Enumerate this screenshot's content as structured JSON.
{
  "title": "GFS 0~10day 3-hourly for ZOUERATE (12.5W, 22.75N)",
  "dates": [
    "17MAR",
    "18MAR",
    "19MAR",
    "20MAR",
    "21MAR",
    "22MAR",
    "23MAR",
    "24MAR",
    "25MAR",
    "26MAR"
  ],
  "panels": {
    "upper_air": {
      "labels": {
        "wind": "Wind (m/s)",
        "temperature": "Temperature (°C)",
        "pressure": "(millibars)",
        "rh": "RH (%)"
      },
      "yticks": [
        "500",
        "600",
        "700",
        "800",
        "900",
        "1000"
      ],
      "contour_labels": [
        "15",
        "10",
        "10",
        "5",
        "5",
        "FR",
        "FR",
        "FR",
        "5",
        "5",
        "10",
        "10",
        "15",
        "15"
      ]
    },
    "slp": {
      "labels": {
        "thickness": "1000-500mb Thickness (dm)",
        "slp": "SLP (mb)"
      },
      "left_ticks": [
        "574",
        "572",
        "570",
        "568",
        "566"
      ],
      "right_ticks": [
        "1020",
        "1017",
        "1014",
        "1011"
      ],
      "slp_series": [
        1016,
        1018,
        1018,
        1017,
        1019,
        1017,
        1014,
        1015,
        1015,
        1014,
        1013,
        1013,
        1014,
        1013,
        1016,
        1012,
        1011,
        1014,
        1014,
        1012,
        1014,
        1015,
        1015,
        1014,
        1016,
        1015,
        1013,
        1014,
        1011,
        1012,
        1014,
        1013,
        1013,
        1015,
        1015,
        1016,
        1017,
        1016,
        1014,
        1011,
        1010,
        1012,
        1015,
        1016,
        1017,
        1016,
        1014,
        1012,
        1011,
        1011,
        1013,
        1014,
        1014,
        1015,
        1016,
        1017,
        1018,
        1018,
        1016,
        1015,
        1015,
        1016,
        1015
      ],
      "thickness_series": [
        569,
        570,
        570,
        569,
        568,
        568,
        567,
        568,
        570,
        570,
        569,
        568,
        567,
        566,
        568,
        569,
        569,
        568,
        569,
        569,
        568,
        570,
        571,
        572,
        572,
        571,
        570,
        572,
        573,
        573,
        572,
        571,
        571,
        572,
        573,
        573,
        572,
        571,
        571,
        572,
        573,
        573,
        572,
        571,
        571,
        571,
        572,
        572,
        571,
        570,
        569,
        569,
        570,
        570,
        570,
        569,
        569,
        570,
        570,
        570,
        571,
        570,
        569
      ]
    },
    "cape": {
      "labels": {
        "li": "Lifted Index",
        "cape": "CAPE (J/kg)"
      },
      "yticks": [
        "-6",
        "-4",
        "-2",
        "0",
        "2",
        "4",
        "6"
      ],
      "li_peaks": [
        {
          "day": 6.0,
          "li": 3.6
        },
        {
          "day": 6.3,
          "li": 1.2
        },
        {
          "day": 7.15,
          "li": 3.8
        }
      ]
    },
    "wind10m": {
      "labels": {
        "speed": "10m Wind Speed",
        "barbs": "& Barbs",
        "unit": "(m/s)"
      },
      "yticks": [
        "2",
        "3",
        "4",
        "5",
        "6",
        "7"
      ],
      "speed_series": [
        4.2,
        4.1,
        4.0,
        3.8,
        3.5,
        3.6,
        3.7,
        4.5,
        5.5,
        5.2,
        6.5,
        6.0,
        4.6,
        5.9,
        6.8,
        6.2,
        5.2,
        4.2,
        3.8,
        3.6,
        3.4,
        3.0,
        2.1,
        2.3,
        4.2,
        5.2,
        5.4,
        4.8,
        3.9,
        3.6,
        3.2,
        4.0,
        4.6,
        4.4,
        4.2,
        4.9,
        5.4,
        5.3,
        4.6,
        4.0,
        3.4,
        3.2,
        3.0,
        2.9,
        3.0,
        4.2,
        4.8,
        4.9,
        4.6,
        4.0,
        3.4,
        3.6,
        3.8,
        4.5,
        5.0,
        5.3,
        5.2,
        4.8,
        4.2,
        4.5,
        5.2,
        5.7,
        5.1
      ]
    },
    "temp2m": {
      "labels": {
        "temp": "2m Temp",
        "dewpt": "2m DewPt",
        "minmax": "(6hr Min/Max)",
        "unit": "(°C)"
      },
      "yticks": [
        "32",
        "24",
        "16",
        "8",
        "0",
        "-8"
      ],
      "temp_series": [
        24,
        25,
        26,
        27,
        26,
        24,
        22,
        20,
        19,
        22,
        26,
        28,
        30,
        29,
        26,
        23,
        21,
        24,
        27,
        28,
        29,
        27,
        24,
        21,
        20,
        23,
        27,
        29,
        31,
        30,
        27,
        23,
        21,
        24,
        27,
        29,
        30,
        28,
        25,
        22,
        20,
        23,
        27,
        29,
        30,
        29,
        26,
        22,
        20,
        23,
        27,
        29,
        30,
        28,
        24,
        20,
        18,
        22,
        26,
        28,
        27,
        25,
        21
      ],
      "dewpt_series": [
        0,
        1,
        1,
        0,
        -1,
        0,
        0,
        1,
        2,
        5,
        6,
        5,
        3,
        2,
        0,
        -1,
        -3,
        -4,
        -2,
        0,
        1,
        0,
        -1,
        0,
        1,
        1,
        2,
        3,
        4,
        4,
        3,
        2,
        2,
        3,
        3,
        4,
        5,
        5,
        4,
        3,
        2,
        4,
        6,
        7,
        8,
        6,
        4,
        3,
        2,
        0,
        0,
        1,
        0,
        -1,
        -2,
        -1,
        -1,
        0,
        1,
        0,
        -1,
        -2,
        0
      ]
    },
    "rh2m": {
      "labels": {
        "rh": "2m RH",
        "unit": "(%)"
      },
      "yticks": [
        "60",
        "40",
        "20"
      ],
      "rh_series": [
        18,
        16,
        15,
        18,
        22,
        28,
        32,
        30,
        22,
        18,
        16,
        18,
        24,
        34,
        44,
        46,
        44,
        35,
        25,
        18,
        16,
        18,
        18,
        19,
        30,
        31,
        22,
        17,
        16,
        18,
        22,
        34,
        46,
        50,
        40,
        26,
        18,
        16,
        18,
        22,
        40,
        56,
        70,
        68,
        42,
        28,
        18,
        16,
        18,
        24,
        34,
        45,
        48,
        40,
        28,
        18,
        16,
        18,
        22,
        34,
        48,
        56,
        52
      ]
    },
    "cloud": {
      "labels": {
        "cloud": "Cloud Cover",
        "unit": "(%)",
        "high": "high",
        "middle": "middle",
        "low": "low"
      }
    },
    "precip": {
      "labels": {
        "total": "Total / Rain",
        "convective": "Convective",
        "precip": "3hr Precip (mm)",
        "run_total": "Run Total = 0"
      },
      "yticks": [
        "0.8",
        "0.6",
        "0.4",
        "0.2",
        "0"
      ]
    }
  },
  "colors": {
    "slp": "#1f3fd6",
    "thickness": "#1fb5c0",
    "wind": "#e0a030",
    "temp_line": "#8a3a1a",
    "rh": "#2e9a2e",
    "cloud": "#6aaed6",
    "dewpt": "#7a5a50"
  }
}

####################

GIVEN EXERCISE> Take the data above and return it exactly.

FULL OUTPUT>
Enumerate this screenshot's content as structured JSON.
{
  "title": "GFS 0~10day 3-hourly for ZOUERATE (12.5W, 22.75N)",
  "dates": [
    "17MAR",
    "18MAR",
    "19MAR",
    "20MAR",
    "21MAR",
    "22MAR",
    "23MAR",
    "24MAR",
    "25MAR",
    "26MAR"
  ],
  "panels": {
    "upper_air": {
      "labels": {
        "wind": "Wind (m/s)",
        "temperature": "Temperature (°C)",
        "pressure": "(millibars)",
        "rh": "RH (%)"
      },
      "yticks": [
        "500",
        "600",
        "700",
        "800",
        "900",
        "1000"
      ],
      "contour_labels": [
        "15",
        "10",
        "10",
        "5",
        "5",
        "FR",
        "FR",
        "FR",
        "5",
        "5",
        "10",
        "10",
        "15",
        "15"
      ]
    },
    "slp": {
      "labels": {
        "thickness": "1000-500mb Thickness (dm)",
        "slp": "SLP (mb)"
      },
      "left_ticks": [
        "574",
        "572",
        "570",
        "568",
        "566"
      ],
      "right_ticks": [
        "1020",
        "1017",
        "1014",
        "1011"
      ],
      "slp_series": [
        1016,
        1018,
        1018,
        1017,
        1019,
        1017,
        1014,
        1015,
        1015,
        1014,
        1013,
        1013,
        1014,
        1013,
        1016,
        1012,
        1011,
        1014,
        1014,
        1012,
        1014,
        1015,
        1015,
        1014,
        1016,
        1015,
        1013,
        1014,
        1011,
        1012,
        1014,
        1013,
        1013,
        1015,
        1015,
        1016,
        1017,
        1016,
        1014,
        1011,
        1010,
        1012,
        1015,
        1016,
        1017,
        1016,
        1014,
        1012,
        1011,
        1011,
        1013,
        1014,
        1014,
        1015,
        1016,
        1017,
        1018,
        1018,
        1016,
        1015,
        1015,
        1016,
        1015
      ],
      "thickness_series": [
        569,
        570,
        570,
        569,
        568,
        568,
        567,
        568,
        570,
        570,
        569,
        568,
        567,
        566,
        568,
        569,
        569,
        568,
        569,
        569,
        568,
        570,
        571,
        572,
        572,
        571,
        570,
        572,
        573,
        573,
        572,
        571,
        571,
        572,
        573,
        573,
        572,
        571,
        571,
        572,
        573,
        573,
        572,
        571,
        571,
        571,
        572,
        572,
        571,
        570,
        569,
        569,
        570,
        570,
        570,
        569,
        569,
        570,
        570,
        570,
        571,
        570,
        569
      ]
    },
    "cape": {
      "labels": {
        "li": "Lifted Index",
        "cape": "CAPE (J/kg)"
      },
      "yticks": [
        "-6",
        "-4",
        "-2",
        "0",
        "2",
        "4",
        "6"
      ],
      "li_peaks": [
        {
          "day": 6.0,
          "li": 3.6
        },
        {
          "day": 6.3,
          "li": 1.2
        },
        {
          "day": 7.15,
          "li": 3.8
        }
      ]
    },
    "wind10m": {
      "labels": {
        "speed": "10m Wind Speed",
        "barbs": "& Barbs",
        "unit": "(m/s)"
      },
      "yticks": [
        "2",
        "3",
        "4",
        "5",
        "6",
        "7"
      ],
      "speed_series": [
        4.2,
        4.1,
        4.0,
        3.8,
        3.5,
        3.6,
        3.7,
        4.5,
        5.5,
        5.2,
        6.5,
        6.0,
        4.6,
        5.9,
        6.8,
        6.2,
        5.2,
        4.2,
        3.8,
        3.6,
        3.4,
        3.0,
        2.1,
        2.3,
        4.2,
        5.2,
        5.4,
        4.8,
        3.9,
        3.6,
        3.2,
        4.0,
        4.6,
        4.4,
        4.2,
        4.9,
        5.4,
        5.3,
        4.6,
        4.0,
        3.4,
        3.2,
        3.0,
        2.9,
        3.0,
        4.2,
        4.8,
        4.9,
        4.6,
        4.0,
        3.4,
        3.6,
        3.8,
        4.5,
        5.0,
        5.3,
        5.2,
        4.8,
        4.2,
        4.5,
        5.2,
        5.7,
        5.1
      ]
    },
    "temp2m": {
      "labels": {
        "temp": "2m Temp",
        "dewpt": "2m DewPt",
        "minmax": "(6hr Min/Max)",
        "unit": "(°C)"
      },
      "yticks": [
        "32",
        "24",
        "16",
        "8",
        "0",
        "-8"
      ],
      "temp_series": [
        24,
        25,
        26,
        27,
        26,
        24,
        22,
        20,
        19,
        22,
        26,
        28,
        30,
        29,
        26,
        23,
        21,
        24,
        27,
        28,
        29,
        27,
        24,
        21,
        20,
        23,
        27,
        29,
        31,
        30,
        27,
        23,
        21,
        24,
        27,
        29,
        30,
        28,
        25,
        22,
        20,
        23,
        27,
        29,
        30,
        29,
        26,
        22,
        20,
        23,
        27,
        29,
        30,
        28,
        24,
        20,
        18,
        22,
        26,
        28,
        27,
        25,
        21
      ],
      "dewpt_series": [
        0,
        1,
        1,
        0,
        -1,
        0,
        0,
        1,
        2,
        5,
        6,
        5,
        3,
        2,
        0,
        -1,
        -3,
        -4,
        -2,
        0,
        1,
        0,
        -1,
        0,
        1,
        1,
        2,
        3,
        4,
        4,
        3,
        2,
        2,
        3,
        3,
        4,
        5,
        5,
        4,
        3,
        2,
        4,
        6,
        7,
        8,
        6,
        4,
        3,
        2,
        0,
        0,
        1,
        0,
        -1,
        -2,
        -1,
        -1,
        0,
        1,
        0,
        -1,
        -2,
        0
      ]
    },
    "rh2m": {
      "labels": {
        "rh": "2m RH",
        "unit": "(%)"
      },
      "yticks": [
        "60",
        "40",
        "20"
      ],
      "rh_series": [
        18,
        16,
        15,
        18,
        22,
        28,
        32,
        30,
        22,
        18,
        16,
        18,
        24,
        34,
        44,
        46,
        44,
        35,
        25,
        18,
        16,
        18,
        18,
        19,
        30,
        31,
        22,
        17,
        16,
        18,
        22,
        34,
        46,
        50,
        40,
        26,
        18,
        16,
        18,
        22,
        40,
        56,
        70,
        68,
        42,
        28,
        18,
        16,
        18,
        24,
        34,
        45,
        48,
        40,
        28,
        18,
        16,
        18,
        22,
        34,
        48,
        56,
        52
      ]
    },
    "cloud": {
      "labels": {
        "cloud": "Cloud Cover",
        "unit": "(%)",
        "high": "high",
        "middle": "middle",
        "low": "low"
      }
    },
    "precip": {
      "labels": {
        "total": "Total / Rain",
        "convective": "Convective",
        "precip": "3hr Precip (mm)",
        "run_total": "Run Total = 0"
      },
      "yticks": [
        "0.8",
        "0.6",
        "0.4",
        "0.2",
        "0"
      ]
    }
  },
  "colors": {
    "slp": "#1f3fd6",
    "thickness": "#1fb5c0",
    "wind": "#e0a030",
    "temp_line": "#8a3a1a",
    "rh": "#2e9a2e",
    "cloud": "#6aaed6",
    "dewpt": "#7a5a50"
  }
}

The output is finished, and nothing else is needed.